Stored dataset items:

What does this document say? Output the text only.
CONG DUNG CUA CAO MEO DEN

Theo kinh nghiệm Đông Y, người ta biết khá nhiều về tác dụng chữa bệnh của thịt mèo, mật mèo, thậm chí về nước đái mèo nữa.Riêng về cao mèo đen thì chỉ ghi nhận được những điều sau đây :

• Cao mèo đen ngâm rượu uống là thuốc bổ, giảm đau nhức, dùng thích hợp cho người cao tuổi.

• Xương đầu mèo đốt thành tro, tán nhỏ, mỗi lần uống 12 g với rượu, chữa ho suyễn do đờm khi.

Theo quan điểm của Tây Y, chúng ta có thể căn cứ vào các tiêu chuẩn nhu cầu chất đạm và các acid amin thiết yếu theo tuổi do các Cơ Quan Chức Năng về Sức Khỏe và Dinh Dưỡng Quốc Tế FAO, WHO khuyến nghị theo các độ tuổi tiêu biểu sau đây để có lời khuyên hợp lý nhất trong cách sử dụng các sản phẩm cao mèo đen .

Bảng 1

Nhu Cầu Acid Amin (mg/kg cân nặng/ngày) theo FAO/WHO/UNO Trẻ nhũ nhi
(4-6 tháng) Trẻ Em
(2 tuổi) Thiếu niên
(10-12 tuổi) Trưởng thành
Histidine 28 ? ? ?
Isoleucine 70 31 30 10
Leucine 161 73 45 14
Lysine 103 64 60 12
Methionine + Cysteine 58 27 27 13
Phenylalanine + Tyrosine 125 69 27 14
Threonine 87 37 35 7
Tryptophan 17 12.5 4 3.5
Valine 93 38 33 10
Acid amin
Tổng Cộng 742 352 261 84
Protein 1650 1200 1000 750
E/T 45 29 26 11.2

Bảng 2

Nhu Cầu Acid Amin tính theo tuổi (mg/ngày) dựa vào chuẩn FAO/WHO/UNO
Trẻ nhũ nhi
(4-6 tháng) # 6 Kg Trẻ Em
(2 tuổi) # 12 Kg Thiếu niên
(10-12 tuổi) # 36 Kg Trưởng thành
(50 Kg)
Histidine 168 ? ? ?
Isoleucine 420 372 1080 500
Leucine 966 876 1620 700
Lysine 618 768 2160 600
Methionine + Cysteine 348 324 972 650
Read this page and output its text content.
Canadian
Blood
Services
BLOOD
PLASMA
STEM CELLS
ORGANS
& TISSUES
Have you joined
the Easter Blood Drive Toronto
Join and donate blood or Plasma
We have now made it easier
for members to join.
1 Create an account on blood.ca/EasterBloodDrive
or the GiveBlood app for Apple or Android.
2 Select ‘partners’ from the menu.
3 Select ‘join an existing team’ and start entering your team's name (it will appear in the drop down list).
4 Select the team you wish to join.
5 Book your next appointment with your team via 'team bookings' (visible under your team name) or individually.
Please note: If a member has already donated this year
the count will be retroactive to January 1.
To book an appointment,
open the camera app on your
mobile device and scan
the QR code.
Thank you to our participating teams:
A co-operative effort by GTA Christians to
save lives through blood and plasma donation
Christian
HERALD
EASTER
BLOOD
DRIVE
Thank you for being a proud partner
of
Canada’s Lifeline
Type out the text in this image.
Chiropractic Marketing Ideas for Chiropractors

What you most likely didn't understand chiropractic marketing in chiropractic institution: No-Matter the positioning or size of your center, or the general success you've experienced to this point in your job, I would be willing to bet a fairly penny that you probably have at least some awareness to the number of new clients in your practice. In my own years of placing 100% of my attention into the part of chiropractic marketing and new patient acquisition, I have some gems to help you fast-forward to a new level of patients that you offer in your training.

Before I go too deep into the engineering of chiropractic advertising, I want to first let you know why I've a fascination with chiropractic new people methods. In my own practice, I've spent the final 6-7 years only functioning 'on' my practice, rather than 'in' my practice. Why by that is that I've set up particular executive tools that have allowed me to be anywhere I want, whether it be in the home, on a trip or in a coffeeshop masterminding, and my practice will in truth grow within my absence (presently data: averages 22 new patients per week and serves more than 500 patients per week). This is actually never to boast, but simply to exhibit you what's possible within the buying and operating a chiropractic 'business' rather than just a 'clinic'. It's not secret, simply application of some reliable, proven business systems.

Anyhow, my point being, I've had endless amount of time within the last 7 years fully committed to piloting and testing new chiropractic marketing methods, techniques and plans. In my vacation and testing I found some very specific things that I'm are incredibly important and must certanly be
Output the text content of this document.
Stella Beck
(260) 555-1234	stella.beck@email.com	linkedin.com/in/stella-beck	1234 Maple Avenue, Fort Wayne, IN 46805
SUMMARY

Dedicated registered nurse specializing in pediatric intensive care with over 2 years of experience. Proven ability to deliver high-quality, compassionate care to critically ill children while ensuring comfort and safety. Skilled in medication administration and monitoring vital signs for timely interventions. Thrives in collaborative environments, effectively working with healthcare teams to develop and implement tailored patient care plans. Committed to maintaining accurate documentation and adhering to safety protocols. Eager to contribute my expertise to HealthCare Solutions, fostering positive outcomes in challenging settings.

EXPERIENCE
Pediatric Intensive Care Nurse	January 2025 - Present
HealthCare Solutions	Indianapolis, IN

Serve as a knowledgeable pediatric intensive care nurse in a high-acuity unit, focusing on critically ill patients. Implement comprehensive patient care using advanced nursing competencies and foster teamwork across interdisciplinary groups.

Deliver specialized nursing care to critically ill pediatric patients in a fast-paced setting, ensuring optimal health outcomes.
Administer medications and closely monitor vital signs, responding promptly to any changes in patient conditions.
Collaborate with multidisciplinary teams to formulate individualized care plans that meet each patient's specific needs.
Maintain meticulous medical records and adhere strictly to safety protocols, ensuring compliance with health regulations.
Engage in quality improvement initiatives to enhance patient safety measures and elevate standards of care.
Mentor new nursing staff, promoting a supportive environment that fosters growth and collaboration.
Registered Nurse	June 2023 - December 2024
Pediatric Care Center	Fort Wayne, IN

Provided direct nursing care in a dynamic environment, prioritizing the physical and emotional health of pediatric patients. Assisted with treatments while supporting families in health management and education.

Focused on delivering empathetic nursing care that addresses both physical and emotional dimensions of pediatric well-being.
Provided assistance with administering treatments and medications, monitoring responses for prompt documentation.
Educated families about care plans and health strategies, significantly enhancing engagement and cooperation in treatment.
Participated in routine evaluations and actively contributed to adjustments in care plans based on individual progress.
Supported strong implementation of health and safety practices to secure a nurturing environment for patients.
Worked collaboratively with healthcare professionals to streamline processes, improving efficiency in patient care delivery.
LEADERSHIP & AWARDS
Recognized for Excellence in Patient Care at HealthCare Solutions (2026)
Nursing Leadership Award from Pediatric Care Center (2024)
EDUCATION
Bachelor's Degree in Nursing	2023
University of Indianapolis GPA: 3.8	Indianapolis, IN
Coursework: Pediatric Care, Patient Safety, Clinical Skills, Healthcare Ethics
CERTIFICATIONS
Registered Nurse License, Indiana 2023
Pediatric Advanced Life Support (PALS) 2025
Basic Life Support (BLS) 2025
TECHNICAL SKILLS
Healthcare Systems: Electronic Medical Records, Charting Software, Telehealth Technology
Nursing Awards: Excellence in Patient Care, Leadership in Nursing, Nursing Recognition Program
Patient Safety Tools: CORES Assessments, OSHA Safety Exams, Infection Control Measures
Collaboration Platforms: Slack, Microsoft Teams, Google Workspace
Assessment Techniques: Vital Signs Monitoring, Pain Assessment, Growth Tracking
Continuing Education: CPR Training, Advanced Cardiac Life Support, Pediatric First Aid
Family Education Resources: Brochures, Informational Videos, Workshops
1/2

▶ **Work order**:
Write out each record again, keeping every word as it is.

▶ **Solution to this exercise**:
What does this document say? Output the text only.
CONG DUNG CUA CAO MEO DEN

Theo kinh nghiệm Đông Y, người ta biết khá nhiều về tác dụng chữa bệnh của thịt mèo, mật mèo, thậm chí về nước đái mèo nữa.Riêng về cao mèo đen thì chỉ ghi nhận được những điều sau đây :

• Cao mèo đen ngâm rượu uống là thuốc bổ, giảm đau nhức, dùng thích hợp cho người cao tuổi.

• Xương đầu mèo đốt thành tro, tán nhỏ, mỗi lần uống 12 g với rượu, chữa ho suyễn do đờm khi.

Theo quan điểm của Tây Y, chúng ta có thể căn cứ vào các tiêu chuẩn nhu cầu chất đạm và các acid amin thiết yếu theo tuổi do các Cơ Quan Chức Năng về Sức Khỏe và Dinh Dưỡng Quốc Tế FAO, WHO khuyến nghị theo các độ tuổi tiêu biểu sau đây để có lời khuyên hợp lý nhất trong cách sử dụng các sản phẩm cao mèo đen .

Bảng 1

Nhu Cầu Acid Amin (mg/kg cân nặng/ngày) theo FAO/WHO/UNO Trẻ nhũ nhi
(4-6 tháng) Trẻ Em
(2 tuổi) Thiếu niên
(10-12 tuổi) Trưởng thành
Histidine 28 ? ? ?
Isoleucine 70 31 30 10
Leucine 161 73 45 14
Lysine 103 64 60 12
Methionine + Cysteine 58 27 27 13
Phenylalanine + Tyrosine 125 69 27 14
Threonine 87 37 35 7
Tryptophan 17 12.5 4 3.5
Valine 93 38 33 10
Acid amin
Tổng Cộng 742 352 261 84
Protein 1650 1200 1000 750
E/T 45 29 26 11.2

Bảng 2

Nhu Cầu Acid Amin tính theo tuổi (mg/ngày) dựa vào chuẩn FAO/WHO/UNO
Trẻ nhũ nhi
(4-6 tháng) # 6 Kg Trẻ Em
(2 tuổi) # 12 Kg Thiếu niên
(10-12 tuổi) # 36 Kg Trưởng thành
(50 Kg)
Histidine 168 ? ? ?
Isoleucine 420 372 1080 500
Leucine 966 876 1620 700
Lysine 618 768 2160 600
Methionine + Cysteine 348 324 972 650
Read this page and output its text content.
Canadian
Blood
Services
BLOOD
PLASMA
STEM CELLS
ORGANS
& TISSUES
Have you joined
the Easter Blood Drive Toronto
Join and donate blood or Plasma
We have now made it easier
for members to join.
1 Create an account on blood.ca/EasterBloodDrive
or the GiveBlood app for Apple or Android.
2 Select ‘partners’ from the menu.
3 Select ‘join an existing team’ and start entering your team's name (it will appear in the drop down list).
4 Select the team you wish to join.
5 Book your next appointment with your team via 'team bookings' (visible under your team name) or individually.
Please note: If a member has already donated this year
the count will be retroactive to January 1.
To book an appointment,
open the camera app on your
mobile device and scan
the QR code.
Thank you to our participating teams:
A co-operative effort by GTA Christians to
save lives through blood and plasma donation
Christian
HERALD
EASTER
BLOOD
DRIVE
Thank you for being a proud partner
of
Canada’s Lifeline
Type out the text in this image.
Chiropractic Marketing Ideas for Chiropractors

What you most likely didn't understand chiropractic marketing in chiropractic institution: No-Matter the positioning or size of your center, or the general success you've experienced to this point in your job, I would be willing to bet a fairly penny that you probably have at least some awareness to the number of new clients in your practice. In my own years of placing 100% of my attention into the part of chiropractic marketing and new patient acquisition, I have some gems to help you fast-forward to a new level of patients that you offer in your training.

Before I go too deep into the engineering of chiropractic advertising, I want to first let you know why I've a fascination with chiropractic new people methods. In my own practice, I've spent the final 6-7 years only functioning 'on' my practice, rather than 'in' my practice. Why by that is that I've set up particular executive tools that have allowed me to be anywhere I want, whether it be in the home, on a trip or in a coffeeshop masterminding, and my practice will in truth grow within my absence (presently data: averages 22 new patients per week and serves more than 500 patients per week). This is actually never to boast, but simply to exhibit you what's possible within the buying and operating a chiropractic 'business' rather than just a 'clinic'. It's not secret, simply application of some reliable, proven business systems.

Anyhow, my point being, I've had endless amount of time within the last 7 years fully committed to piloting and testing new chiropractic marketing methods, techniques and plans. In my vacation and testing I found some very specific things that I'm are incredibly important and must certanly be
Output the text content of this document.
Stella Beck
(260) 555-1234	stella.beck@email.com	linkedin.com/in/stella-beck	1234 Maple Avenue, Fort Wayne, IN 46805
SUMMARY

Dedicated registered nurse specializing in pediatric intensive care with over 2 years of experience. Proven ability to deliver high-quality, compassionate care to critically ill children while ensuring comfort and safety. Skilled in medication administration and monitoring vital signs for timely interventions. Thrives in collaborative environments, effectively working with healthcare teams to develop and implement tailored patient care plans. Committed to maintaining accurate documentation and adhering to safety protocols. Eager to contribute my expertise to HealthCare Solutions, fostering positive outcomes in challenging settings.

EXPERIENCE
Pediatric Intensive Care Nurse	January 2025 - Present
HealthCare Solutions	Indianapolis, IN

Serve as a knowledgeable pediatric intensive care nurse in a high-acuity unit, focusing on critically ill patients. Implement comprehensive patient care using advanced nursing competencies and foster teamwork across interdisciplinary groups.

Deliver specialized nursing care to critically ill pediatric patients in a fast-paced setting, ensuring optimal health outcomes.
Administer medications and closely monitor vital signs, responding promptly to any changes in patient conditions.
Collaborate with multidisciplinary teams to formulate individualized care plans that meet each patient's specific needs.
Maintain meticulous medical records and adhere strictly to safety protocols, ensuring compliance with health regulations.
Engage in quality improvement initiatives to enhance patient safety measures and elevate standards of care.
Mentor new nursing staff, promoting a supportive environment that fosters growth and collaboration.
Registered Nurse	June 2023 - December 2024
Pediatric Care Center	Fort Wayne, IN

Provided direct nursing care in a dynamic environment, prioritizing the physical and emotional health of pediatric patients. Assisted with treatments while supporting families in health management and education.

Focused on delivering empathetic nursing care that addresses both physical and emotional dimensions of pediatric well-being.
Provided assistance with administering treatments and medications, monitoring responses for prompt documentation.
Educated families about care plans and health strategies, significantly enhancing engagement and cooperation in treatment.
Participated in routine evaluations and actively contributed to adjustments in care plans based on individual progress.
Supported strong implementation of health and safety practices to secure a nurturing environment for patients.
Worked collaboratively with healthcare professionals to streamline processes, improving efficiency in patient care delivery.
LEADERSHIP & AWARDS
Recognized for Excellence in Patient Care at HealthCare Solutions (2026)
Nursing Leadership Award from Pediatric Care Center (2024)
EDUCATION
Bachelor's Degree in Nursing	2023
University of Indianapolis GPA: 3.8	Indianapolis, IN
Coursework: Pediatric Care, Patient Safety, Clinical Skills, Healthcare Ethics
CERTIFICATIONS
Registered Nurse License, Indiana 2023
Pediatric Advanced Life Support (PALS) 2025
Basic Life Support (BLS) 2025
TECHNICAL SKILLS
Healthcare Systems: Electronic Medical Records, Charting Software, Telehealth Technology
Nursing Awards: Excellence in Patient Care, Leadership in Nursing, Nursing Recognition Program
Patient Safety Tools: CORES Assessments, OSHA Safety Exams, Infection Control Measures
Collaboration Platforms: Slack, Microsoft Teams, Google Workspace
Assessment Techniques: Vital Signs Monitoring, Pain Assessment, Growth Tracking
Continuing Education: CPR Training, Advanced Cardiac Life Support, Pediatric First Aid
Family Education Resources: Brochures, Informational Videos, Workshops
1/2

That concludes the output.